- **Short task**
Rewrite the records below with each occurrence of "Point" changed to "Marker", leaving everything else as it is.

- **Record list**
+ + + + + + +

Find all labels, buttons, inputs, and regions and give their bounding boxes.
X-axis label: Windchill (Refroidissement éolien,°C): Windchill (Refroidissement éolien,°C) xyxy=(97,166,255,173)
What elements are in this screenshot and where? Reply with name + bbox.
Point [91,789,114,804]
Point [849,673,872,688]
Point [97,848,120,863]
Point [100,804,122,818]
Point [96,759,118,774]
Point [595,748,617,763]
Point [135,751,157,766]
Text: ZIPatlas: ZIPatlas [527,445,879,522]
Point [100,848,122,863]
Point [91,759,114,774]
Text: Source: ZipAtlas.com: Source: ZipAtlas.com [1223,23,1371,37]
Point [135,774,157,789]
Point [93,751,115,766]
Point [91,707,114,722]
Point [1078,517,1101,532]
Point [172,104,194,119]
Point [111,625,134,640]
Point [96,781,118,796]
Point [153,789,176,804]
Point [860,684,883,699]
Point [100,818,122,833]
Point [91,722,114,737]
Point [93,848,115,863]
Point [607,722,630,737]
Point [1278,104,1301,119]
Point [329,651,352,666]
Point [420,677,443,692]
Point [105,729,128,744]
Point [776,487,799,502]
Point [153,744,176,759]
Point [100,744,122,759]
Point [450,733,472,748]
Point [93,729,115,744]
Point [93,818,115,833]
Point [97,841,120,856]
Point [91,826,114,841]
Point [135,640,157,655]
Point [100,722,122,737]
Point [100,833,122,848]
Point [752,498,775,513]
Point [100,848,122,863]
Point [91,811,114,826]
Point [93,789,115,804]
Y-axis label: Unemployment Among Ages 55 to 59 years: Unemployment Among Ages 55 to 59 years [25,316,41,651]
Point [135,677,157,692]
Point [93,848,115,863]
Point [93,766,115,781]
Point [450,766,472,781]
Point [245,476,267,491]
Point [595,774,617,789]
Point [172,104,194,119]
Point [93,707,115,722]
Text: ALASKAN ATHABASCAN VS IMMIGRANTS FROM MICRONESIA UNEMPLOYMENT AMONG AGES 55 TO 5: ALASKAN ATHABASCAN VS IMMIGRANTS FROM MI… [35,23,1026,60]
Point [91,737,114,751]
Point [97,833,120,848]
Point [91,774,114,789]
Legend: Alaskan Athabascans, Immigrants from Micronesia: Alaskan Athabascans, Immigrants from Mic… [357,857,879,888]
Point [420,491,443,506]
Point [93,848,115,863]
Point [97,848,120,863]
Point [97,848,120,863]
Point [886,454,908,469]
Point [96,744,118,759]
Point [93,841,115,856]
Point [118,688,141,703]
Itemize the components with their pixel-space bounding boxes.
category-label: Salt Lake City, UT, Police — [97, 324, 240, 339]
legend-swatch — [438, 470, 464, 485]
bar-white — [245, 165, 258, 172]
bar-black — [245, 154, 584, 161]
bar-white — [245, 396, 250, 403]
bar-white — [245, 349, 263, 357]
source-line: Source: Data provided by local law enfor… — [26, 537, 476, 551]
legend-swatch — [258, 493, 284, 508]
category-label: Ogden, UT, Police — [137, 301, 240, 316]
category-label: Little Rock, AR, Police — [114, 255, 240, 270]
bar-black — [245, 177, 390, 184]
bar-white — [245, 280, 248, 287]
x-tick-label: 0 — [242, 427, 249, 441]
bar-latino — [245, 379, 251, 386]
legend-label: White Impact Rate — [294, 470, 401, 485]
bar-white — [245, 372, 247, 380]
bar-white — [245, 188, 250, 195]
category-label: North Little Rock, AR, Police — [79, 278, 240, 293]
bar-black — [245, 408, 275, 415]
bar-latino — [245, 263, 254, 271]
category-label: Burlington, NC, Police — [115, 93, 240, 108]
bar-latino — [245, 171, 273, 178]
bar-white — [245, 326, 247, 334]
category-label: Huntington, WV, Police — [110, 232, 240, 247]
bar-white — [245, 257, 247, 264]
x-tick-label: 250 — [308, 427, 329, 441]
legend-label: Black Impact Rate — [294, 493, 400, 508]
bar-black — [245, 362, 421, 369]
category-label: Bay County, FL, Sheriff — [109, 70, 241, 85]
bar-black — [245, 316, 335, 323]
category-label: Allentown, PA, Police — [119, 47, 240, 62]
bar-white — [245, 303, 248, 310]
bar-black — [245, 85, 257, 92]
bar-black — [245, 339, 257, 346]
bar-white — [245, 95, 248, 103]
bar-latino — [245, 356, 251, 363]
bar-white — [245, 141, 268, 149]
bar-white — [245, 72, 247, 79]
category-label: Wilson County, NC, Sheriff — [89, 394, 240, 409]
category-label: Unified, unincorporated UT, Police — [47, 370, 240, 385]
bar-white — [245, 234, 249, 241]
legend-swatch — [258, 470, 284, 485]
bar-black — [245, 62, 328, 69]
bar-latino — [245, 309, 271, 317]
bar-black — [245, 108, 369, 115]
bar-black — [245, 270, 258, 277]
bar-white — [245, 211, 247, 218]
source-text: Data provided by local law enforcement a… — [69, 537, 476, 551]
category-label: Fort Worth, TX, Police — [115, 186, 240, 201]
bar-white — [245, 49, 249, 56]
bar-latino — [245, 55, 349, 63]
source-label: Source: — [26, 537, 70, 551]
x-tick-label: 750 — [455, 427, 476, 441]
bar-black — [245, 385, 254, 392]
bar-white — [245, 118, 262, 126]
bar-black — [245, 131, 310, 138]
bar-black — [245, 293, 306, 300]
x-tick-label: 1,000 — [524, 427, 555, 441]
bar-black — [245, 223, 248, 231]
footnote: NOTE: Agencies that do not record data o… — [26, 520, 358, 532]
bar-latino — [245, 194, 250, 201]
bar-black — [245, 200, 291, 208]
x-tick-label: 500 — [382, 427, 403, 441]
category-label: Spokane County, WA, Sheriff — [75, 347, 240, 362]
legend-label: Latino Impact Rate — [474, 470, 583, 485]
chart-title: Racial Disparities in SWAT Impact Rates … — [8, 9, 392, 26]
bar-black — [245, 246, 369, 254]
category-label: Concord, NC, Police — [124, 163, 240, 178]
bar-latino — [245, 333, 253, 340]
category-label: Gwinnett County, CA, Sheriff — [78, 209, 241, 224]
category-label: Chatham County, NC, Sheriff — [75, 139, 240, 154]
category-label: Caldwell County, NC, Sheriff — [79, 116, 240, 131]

+ + + + + + +

- **Expected answer**
Find all labels, buttons, inputs, and regions and give their bounding boxes.
X-axis label: Windchill (Refroidissement éolien,°C): Windchill (Refroidissement éolien,°C) xyxy=(97,166,255,173)
What elements are in this screenshot and where? Reply with name + bbox.
Marker [91,789,114,804]
Marker [849,673,872,688]
Marker [97,848,120,863]
Marker [100,804,122,818]
Marker [96,759,118,774]
Marker [595,748,617,763]
Marker [135,751,157,766]
Text: ZIPatlas: ZIPatlas [527,445,879,522]
Marker [100,848,122,863]
Marker [91,759,114,774]
Text: Source: ZipAtlas.com: Source: ZipAtlas.com [1223,23,1371,37]
Marker [135,774,157,789]
Marker [93,751,115,766]
Marker [91,707,114,722]
Marker [1078,517,1101,532]
Marker [172,104,194,119]
Marker [111,625,134,640]
Marker [96,781,118,796]
Marker [153,789,176,804]
Marker [860,684,883,699]
Marker [100,818,122,833]
Marker [91,722,114,737]
Marker [93,848,115,863]
Marker [607,722,630,737]
Marker [1278,104,1301,119]
Marker [329,651,352,666]
Marker [420,677,443,692]
Marker [105,729,128,744]
Marker [776,487,799,502]
Marker [153,744,176,759]
Marker [100,744,122,759]
Marker [450,733,472,748]
Marker [93,729,115,744]
Marker [93,818,115,833]
Marker [97,841,120,856]
Marker [91,826,114,841]
Marker [135,640,157,655]
Marker [100,722,122,737]
Marker [100,833,122,848]
Marker [752,498,775,513]
Marker [100,848,122,863]
Marker [91,811,114,826]
Marker [93,789,115,804]
Y-axis label: Unemployment Among Ages 55 to 59 years: Unemployment Among Ages 55 to 59 years [25,316,41,651]
Marker [135,677,157,692]
Marker [93,848,115,863]
Marker [93,766,115,781]
Marker [450,766,472,781]
Marker [245,476,267,491]
Marker [595,774,617,789]
Marker [172,104,194,119]
Marker [93,707,115,722]
Text: ALASKAN ATHABASCAN VS IMMIGRANTS FROM MICRONESIA UNEMPLOYMENT AMONG AGES 55 TO 5: ALASKAN ATHABASCAN VS IMMIGRANTS FROM MI… [35,23,1026,60]
Marker [91,737,114,751]
Marker [97,833,120,848]
Marker [91,774,114,789]
Legend: Alaskan Athabascans, Immigrants from Micronesia: Alaskan Athabascans, Immigrants from Mic… [357,857,879,888]
Marker [420,491,443,506]
Marker [93,848,115,863]
Marker [97,848,120,863]
Marker [97,848,120,863]
Marker [886,454,908,469]
Marker [96,744,118,759]
Marker [93,841,115,856]
Marker [118,688,141,703]
Itemize the components with their pixel-space bounding boxes.
category-label: Salt Lake City, UT, Police — [97, 324, 240, 339]
legend-swatch — [438, 470, 464, 485]
bar-white — [245, 165, 258, 172]
bar-black — [245, 154, 584, 161]
bar-white — [245, 396, 250, 403]
bar-white — [245, 349, 263, 357]
source-line: Source: Data provided by local law enfor… — [26, 537, 476, 551]
legend-swatch — [258, 493, 284, 508]
category-label: Ogden, UT, Police — [137, 301, 240, 316]
category-label: Little Rock, AR, Police — [114, 255, 240, 270]
bar-black — [245, 177, 390, 184]
bar-white — [245, 280, 248, 287]
x-tick-label: 0 — [242, 427, 249, 441]
bar-latino — [245, 379, 251, 386]
legend-label: White Impact Rate — [294, 470, 401, 485]
bar-white — [245, 372, 247, 380]
bar-white — [245, 188, 250, 195]
category-label: North Little Rock, AR, Police — [79, 278, 240, 293]
bar-black — [245, 408, 275, 415]
bar-latino — [245, 263, 254, 271]
category-label: Burlington, NC, Police — [115, 93, 240, 108]
bar-latino — [245, 171, 273, 178]
bar-white — [245, 326, 247, 334]
category-label: Huntington, WV, Police — [110, 232, 240, 247]
bar-white — [245, 257, 247, 264]
x-tick-label: 250 — [308, 427, 329, 441]
legend-label: Black Impact Rate — [294, 493, 400, 508]
bar-black — [245, 362, 421, 369]
category-label: Bay County, FL, Sheriff — [109, 70, 241, 85]
bar-black — [245, 316, 335, 323]
category-label: Allentown, PA, Police — [119, 47, 240, 62]
bar-white — [245, 303, 248, 310]
bar-black — [245, 85, 257, 92]
bar-black — [245, 339, 257, 346]
bar-white — [245, 95, 248, 103]
bar-latino — [245, 356, 251, 363]
bar-white — [245, 141, 268, 149]
bar-white — [245, 72, 247, 79]
category-label: Wilson County, NC, Sheriff — [89, 394, 240, 409]
category-label: Unified, unincorporated UT, Police — [47, 370, 240, 385]
bar-white — [245, 234, 249, 241]
legend-swatch — [258, 470, 284, 485]
bar-black — [245, 62, 328, 69]
bar-latino — [245, 309, 271, 317]
bar-black — [245, 108, 369, 115]
bar-black — [245, 270, 258, 277]
bar-white — [245, 211, 247, 218]
source-text: Data provided by local law enforcement a… — [69, 537, 476, 551]
category-label: Fort Worth, TX, Police — [115, 186, 240, 201]
bar-white — [245, 49, 249, 56]
bar-latino — [245, 55, 349, 63]
source-label: Source: — [26, 537, 70, 551]
x-tick-label: 750 — [455, 427, 476, 441]
bar-black — [245, 385, 254, 392]
bar-white — [245, 118, 262, 126]
bar-black — [245, 131, 310, 138]
bar-black — [245, 293, 306, 300]
x-tick-label: 1,000 — [524, 427, 555, 441]
bar-black — [245, 223, 248, 231]
footnote: NOTE: Agencies that do not record data o… — [26, 520, 358, 532]
bar-latino — [245, 194, 250, 201]
bar-black — [245, 200, 291, 208]
x-tick-label: 500 — [382, 427, 403, 441]
category-label: Spokane County, WA, Sheriff — [75, 347, 240, 362]
legend-label: Latino Impact Rate — [474, 470, 583, 485]
chart-title: Racial Disparities in SWAT Impact Rates … — [8, 9, 392, 26]
bar-black — [245, 246, 369, 254]
category-label: Concord, NC, Police — [124, 163, 240, 178]
bar-latino — [245, 333, 253, 340]
category-label: Gwinnett County, CA, Sheriff — [78, 209, 241, 224]
category-label: Chatham County, NC, Sheriff — [75, 139, 240, 154]
category-label: Caldwell County, NC, Sheriff — [79, 116, 240, 131]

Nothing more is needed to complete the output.